Extracted data entries
*-*-*

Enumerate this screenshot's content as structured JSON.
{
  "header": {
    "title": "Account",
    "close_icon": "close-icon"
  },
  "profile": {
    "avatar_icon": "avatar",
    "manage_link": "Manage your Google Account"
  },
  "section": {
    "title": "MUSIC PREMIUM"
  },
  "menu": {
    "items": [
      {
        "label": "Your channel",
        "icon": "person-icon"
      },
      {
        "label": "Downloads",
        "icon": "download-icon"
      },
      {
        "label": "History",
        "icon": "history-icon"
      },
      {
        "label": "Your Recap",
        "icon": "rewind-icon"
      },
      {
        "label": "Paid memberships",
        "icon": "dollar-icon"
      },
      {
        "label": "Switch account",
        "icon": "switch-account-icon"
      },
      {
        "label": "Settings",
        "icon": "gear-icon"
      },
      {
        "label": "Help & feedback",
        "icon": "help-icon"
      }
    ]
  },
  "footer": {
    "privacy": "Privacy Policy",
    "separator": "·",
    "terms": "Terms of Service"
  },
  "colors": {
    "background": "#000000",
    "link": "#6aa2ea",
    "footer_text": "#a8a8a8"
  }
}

*-*-*

Given task: Reproduce each line of the material containing the word "label".

Finished exercise:
        "label": "Your channel",
        "label": "Downloads",
        "label": "History",
        "label": "Your Recap",
        "label": "Paid memberships",
        "label": "Switch account",
        "label": "Settings",
        "label": "Help & feedback",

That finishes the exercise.